## Work to complete:
Identify the lines that contain the word "实现效率与公平相兼顾", then copy them.

## begin Records supplied

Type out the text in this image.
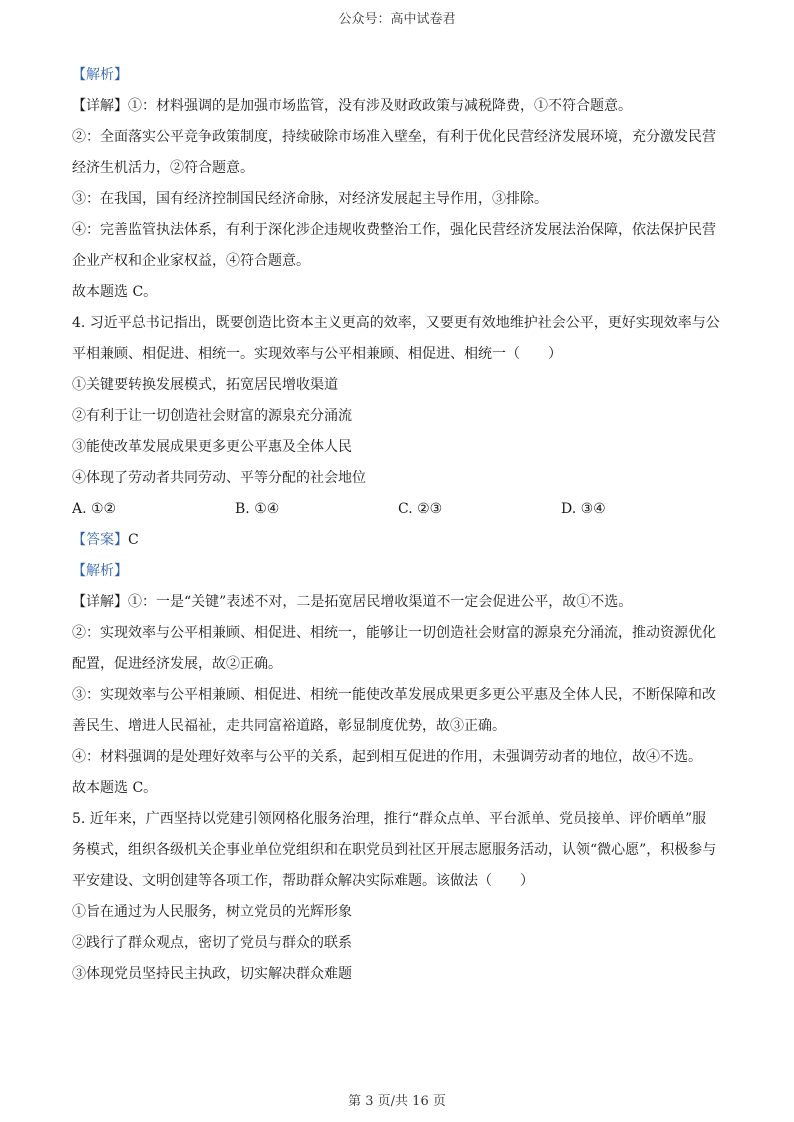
公众号：高中试卷君
【解析】
【详解】①：材料强调的是加强市场监管，没有涉及财政政策与减税降费，①不符合题意。
②：全面落实公平竞争政策制度，持续破除市场准入壁垒，有利于优化民营经济发展环境，充分激发民营
经济生机活力，②符合题意。
③：在我国，国有经济控制国民经济命脉，对经济发展起主导作用，③排除。
④：完善监管执法体系，有利于深化涉企违规收费整治工作，强化民营经济发展法治保障，依法保护民营
企业产权和企业家权益，④符合题意。
故本题选 C。
4. 习近平总书记指出，既要创造比资本主义更高的效率，又要更有效地维护社会公平，更好实现效率与公
平相兼顾、相促进、相统一。实现效率与公平相兼顾、相促进、相统一（　　）
①关键要转换发展模式，拓宽居民增收渠道
②有利于让一切创造社会财富的源泉充分涌流
③能使改革发展成果更多更公平惠及全体人民
④体现了劳动者共同劳动、平等分配的社会地位
A. ①②	B. ①④	C. ②③	D. ③④
【答案】C
【解析】
【详解】①：一是“关键”表述不对，二是拓宽居民增收渠道不一定会促进公平，故①不选。
②：实现效率与公平相兼顾、相促进、相统一，能够让一切创造社会财富的源泉充分涌流，推动资源优化
配置，促进经济发展，故②正确。
③：实现效率与公平相兼顾、相促进、相统一能使改革发展成果更多更公平惠及全体人民，不断保障和改
善民生、增进人民福祉，走共同富裕道路，彰显制度优势，故③正确。
④：材料强调的是处理好效率与公平的关系，起到相互促进的作用，未强调劳动者的地位，故④不选。
故本题选 C。
5. 近年来，广西坚持以党建引领网格化服务治理，推行“群众点单、平台派单、党员接单、评价晒单”服
务模式，组织各级机关企事业单位党组织和在职党员到社区开展志愿服务活动，认领“微心愿”，积极参与
平安建设、文明创建等各项工作，帮助群众解决实际难题。该做法（　　）
①旨在通过为人民服务，树立党员的光辉形象
②践行了群众观点，密切了党员与群众的联系
③体现党员坚持民主执政，切实解决群众难题
第 3 页/共 16 页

## end Records supplied

## Solution to this task:
平相兼顾、相促进、相统一。实现效率与公平相兼顾、相促进、相统一（　　）
②：实现效率与公平相兼顾、相促进、相统一，能够让一切创造社会财富的源泉充分涌流，推动资源优化
③：实现效率与公平相兼顾、相促进、相统一能使改革发展成果更多更公平惠及全体人民，不断保障和改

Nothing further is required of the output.